→ **Exercise**
Below are some records. Copy every line in them that holds "فعالیتهای".

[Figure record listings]
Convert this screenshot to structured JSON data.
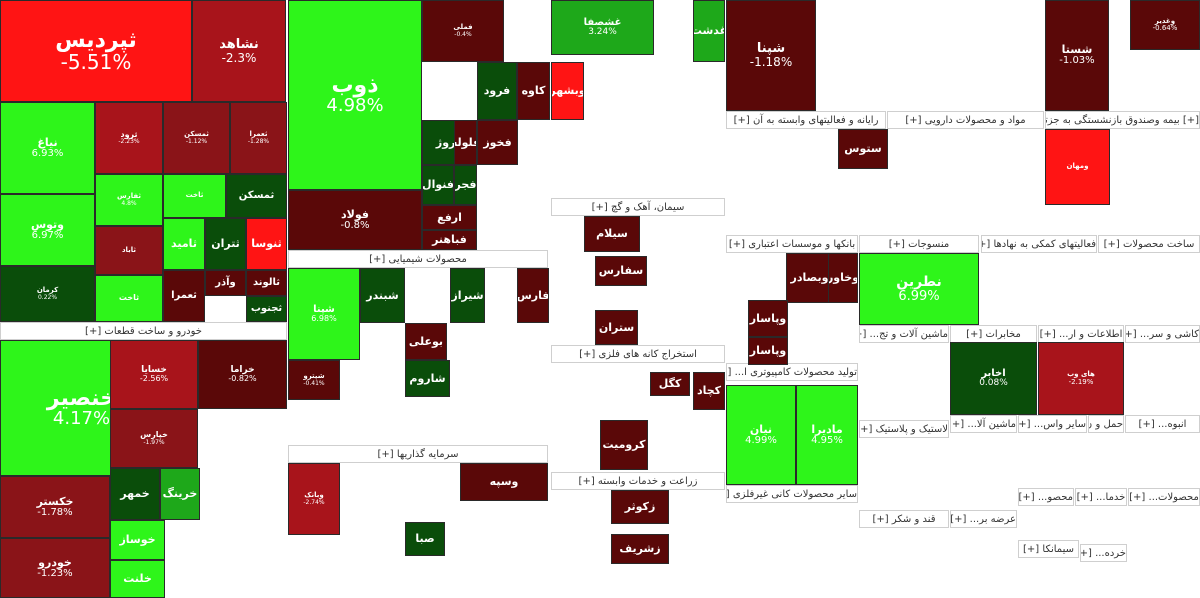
{
  "colors": {
    "up_strong": "#2ef51a",
    "up_mid": "#1ea81a",
    "up_dark": "#0a4d0a",
    "down_strong": "#ff1414",
    "down_mid": "#a8141b",
    "down_dark": "#5a0808"
  },
  "sectors": [
    {
      "id": "s_auto",
      "label": "خودرو و ساخت قطعات [+]"
    },
    {
      "id": "s_metal",
      "label": "محصولات شیمیایی [+]"
    },
    {
      "id": "s_invest",
      "label": "سرمایه گذاریها [+]"
    },
    {
      "id": "s_cement",
      "label": "سیمان، آهک و گچ [+]"
    },
    {
      "id": "s_mining",
      "label": "استخراج کانه های فلزی [+]"
    },
    {
      "id": "s_agri",
      "label": "زراعت و خدمات وابسته [+]"
    },
    {
      "id": "s_bank",
      "label": "بانکها و موسسات اعتباری [+]"
    },
    {
      "id": "s_comp",
      "label": "تولید محصولات کامپیوتری ا... [+]"
    },
    {
      "id": "s_nonmetal",
      "label": "سایر محصولات کانی غیرفلزی [+]"
    },
    {
      "id": "s_computer",
      "label": "رایانه و فعالیتهای وابسته به آن [+]"
    },
    {
      "id": "s_pharma",
      "label": "مواد و محصولات دارویی [+]"
    },
    {
      "id": "s_fund",
      "label": "[+] بیمه وصندوق بازنشستگی به جزتام"
    },
    {
      "id": "s_textile",
      "label": "منسوجات [+]"
    },
    {
      "id": "s_credit",
      "label": "فعالیتهای کمکی به نهادها [+]"
    },
    {
      "id": "s_build",
      "label": "ساخت محصولات [+]"
    },
    {
      "id": "s_machine",
      "label": "ماشین آلات و تج... [+]"
    },
    {
      "id": "s_telecom",
      "label": "مخابرات [+]"
    },
    {
      "id": "s_info",
      "label": "اطلاعات و ار... [+]"
    },
    {
      "id": "s_tile",
      "label": "کاشی و سر... [+]"
    },
    {
      "id": "s_plastic",
      "label": "لاستیک و پلاستیک [+]"
    },
    {
      "id": "s_machine2",
      "label": "ماشین آلا... [+]"
    },
    {
      "id": "s_other",
      "label": "سایر واس... [+]"
    },
    {
      "id": "s_transport",
      "label": "حمل و ن... [+]"
    },
    {
      "id": "s_asset",
      "label": "انبوه... [+]"
    },
    {
      "id": "s_sugar",
      "label": "قند و شکر [+]"
    },
    {
      "id": "s_supply",
      "label": "عرضه بر... [+]"
    },
    {
      "id": "s_misc",
      "label": "محصو... [+]"
    },
    {
      "id": "s_retail",
      "label": "خدما... [+]"
    },
    {
      "id": "s_prod",
      "label": "محصولات... [+]"
    },
    {
      "id": "s_pina",
      "label": "سیمانکا [+]"
    },
    {
      "id": "s_khorde",
      "label": "خرده... [+]"
    }
  ],
  "tiles": [
    {
      "sym": "ثپردیس",
      "pct": "-5.51%",
      "c": "#ff1414"
    },
    {
      "sym": "نشاهد",
      "pct": "-2.3%",
      "c": "#a8141b"
    },
    {
      "sym": "نیاغ",
      "pct": "6.93%",
      "c": "#2ef51a"
    },
    {
      "sym": "ثرود",
      "pct": "-2.23%",
      "c": "#a8141b"
    },
    {
      "sym": "ثمسکن",
      "pct": "-1.12%",
      "c": "#8a1418"
    },
    {
      "sym": "ثعمرا",
      "pct": "-1.28%",
      "c": "#8a1418"
    },
    {
      "sym": "وتوس",
      "pct": "6.97%",
      "c": "#2ef51a"
    },
    {
      "sym": "ثفارس",
      "pct": "4.8%",
      "c": "#2ef51a"
    },
    {
      "sym": "ثاخت",
      "pct": "",
      "c": "#2ef51a"
    },
    {
      "sym": "ثمسکن",
      "pct": "",
      "c": "#0a4d0a"
    },
    {
      "sym": "ثامید",
      "pct": "",
      "c": "#2ef51a"
    },
    {
      "sym": "ثتران",
      "pct": "",
      "c": "#0a4d0a"
    },
    {
      "sym": "ثنوسا",
      "pct": "",
      "c": "#ff1414"
    },
    {
      "sym": "کرمان",
      "pct": "0.22%",
      "c": "#0a4d0a"
    },
    {
      "sym": "ثاباد",
      "pct": "",
      "c": "#8a1418"
    },
    {
      "sym": "ثعمرا",
      "pct": "",
      "c": "#5a0808"
    },
    {
      "sym": "وآذر",
      "pct": "",
      "c": "#5a0808"
    },
    {
      "sym": "ثالوند",
      "pct": "",
      "c": "#5a0808"
    },
    {
      "sym": "ثاخت",
      "pct": "",
      "c": "#2ef51a"
    },
    {
      "sym": "ثجنوب",
      "pct": "",
      "c": "#0a4d0a"
    },
    {
      "sym": "ذوب",
      "pct": "4.98%",
      "c": "#2ef51a"
    },
    {
      "sym": "فملی",
      "pct": "-0.4%",
      "c": "#5a0808"
    },
    {
      "sym": "کاوه",
      "pct": "",
      "c": "#5a0808"
    },
    {
      "sym": "فرود",
      "pct": "",
      "c": "#0a4d0a"
    },
    {
      "sym": "فخوز",
      "pct": "",
      "c": "#5a0808"
    },
    {
      "sym": "فروژ",
      "pct": "",
      "c": "#0a4d0a"
    },
    {
      "sym": "فلوله",
      "pct": "",
      "c": "#5a0808"
    },
    {
      "sym": "فولاد",
      "pct": "-0.8%",
      "c": "#5a0808"
    },
    {
      "sym": "فنوال",
      "pct": "",
      "c": "#0a4d0a"
    },
    {
      "sym": "فجر",
      "pct": "",
      "c": "#0a4d0a"
    },
    {
      "sym": "ارفع",
      "pct": "",
      "c": "#5a0808"
    },
    {
      "sym": "فباهنر",
      "pct": "",
      "c": "#5a0808"
    },
    {
      "sym": "خنصیر",
      "pct": "4.17%",
      "c": "#2ef51a"
    },
    {
      "sym": "خسایا",
      "pct": "-2.56%",
      "c": "#a8141b"
    },
    {
      "sym": "خراما",
      "pct": "-0.82%",
      "c": "#5a0808"
    },
    {
      "sym": "خپارس",
      "pct": "-1.97%",
      "c": "#8a1418"
    },
    {
      "sym": "خکستر",
      "pct": "-1.78%",
      "c": "#8a1418"
    },
    {
      "sym": "خودرو",
      "pct": "-1.23%",
      "c": "#8a1418"
    },
    {
      "sym": "خمهر",
      "pct": "",
      "c": "#0a4d0a"
    },
    {
      "sym": "خرینگ",
      "pct": "",
      "c": "#1ea81a"
    },
    {
      "sym": "خوساز",
      "pct": "",
      "c": "#2ef51a"
    },
    {
      "sym": "خلنت",
      "pct": "",
      "c": "#2ef51a"
    },
    {
      "sym": "شپنا",
      "pct": "6.98%",
      "c": "#2ef51a"
    },
    {
      "sym": "شبندر",
      "pct": "",
      "c": "#0a4d0a"
    },
    {
      "sym": "شیراز",
      "pct": "",
      "c": "#0a4d0a"
    },
    {
      "sym": "فارس",
      "pct": "",
      "c": "#5a0808"
    },
    {
      "sym": "شپترو",
      "pct": "-0.41%",
      "c": "#5a0808"
    },
    {
      "sym": "بوعلی",
      "pct": "",
      "c": "#5a0808"
    },
    {
      "sym": "شاروم",
      "pct": "",
      "c": "#0a4d0a"
    },
    {
      "sym": "وبشهر",
      "pct": "",
      "c": "#ff1414"
    },
    {
      "sym": "وسپه",
      "pct": "",
      "c": "#5a0808"
    },
    {
      "sym": "صبا",
      "pct": "",
      "c": "#0a4d0a"
    },
    {
      "sym": "وبانک",
      "pct": "-2.74%",
      "c": "#a8141b"
    },
    {
      "sym": "سیلام",
      "pct": "",
      "c": "#5a0808"
    },
    {
      "sym": "سفارس",
      "pct": "",
      "c": "#5a0808"
    },
    {
      "sym": "ستران",
      "pct": "",
      "c": "#5a0808"
    },
    {
      "sym": "غشصفا",
      "pct": "3.24%",
      "c": "#1ea81a"
    },
    {
      "sym": "غدشت",
      "pct": "",
      "c": "#1ea81a"
    },
    {
      "sym": "کگل",
      "pct": "",
      "c": "#5a0808"
    },
    {
      "sym": "کچاد",
      "pct": "",
      "c": "#5a0808"
    },
    {
      "sym": "کروميت",
      "pct": "",
      "c": "#5a0808"
    },
    {
      "sym": "زکوثر",
      "pct": "",
      "c": "#5a0808"
    },
    {
      "sym": "زشریف",
      "pct": "",
      "c": "#5a0808"
    },
    {
      "sym": "شپنا",
      "pct": "-1.18%",
      "c": "#5a0808"
    },
    {
      "sym": "وبصادر",
      "pct": "",
      "c": "#5a0808"
    },
    {
      "sym": "وپاسار",
      "pct": "",
      "c": "#5a0808"
    },
    {
      "sym": "وخاور",
      "pct": "",
      "c": "#5a0808"
    },
    {
      "sym": "نیان",
      "pct": "4.99%",
      "c": "#2ef51a"
    },
    {
      "sym": "مادیرا",
      "pct": "4.95%",
      "c": "#2ef51a"
    },
    {
      "sym": "نطرین",
      "pct": "6.99%",
      "c": "#2ef51a"
    },
    {
      "sym": "شستا",
      "pct": "-1.03%",
      "c": "#5a0808"
    },
    {
      "sym": "وغدیر",
      "pct": "-0.64%",
      "c": "#5a0808"
    },
    {
      "sym": "اخابر",
      "pct": "0.08%",
      "c": "#0a4d0a"
    },
    {
      "sym": "های وب",
      "pct": "-2.19%",
      "c": "#a8141b"
    },
    {
      "sym": "وپاسار",
      "pct": "",
      "c": "#5a0808"
    },
    {
      "sym": "ومهان",
      "pct": "",
      "c": "#ff1414"
    },
    {
      "sym": "ستوس",
      "pct": "",
      "c": "#5a0808"
    }
  ]
}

→ **The answer**
      "label": "رایانه و فعالیتهای وابسته به آن [+]"
      "label": "فعالیتهای کمکی به نهادها [+]"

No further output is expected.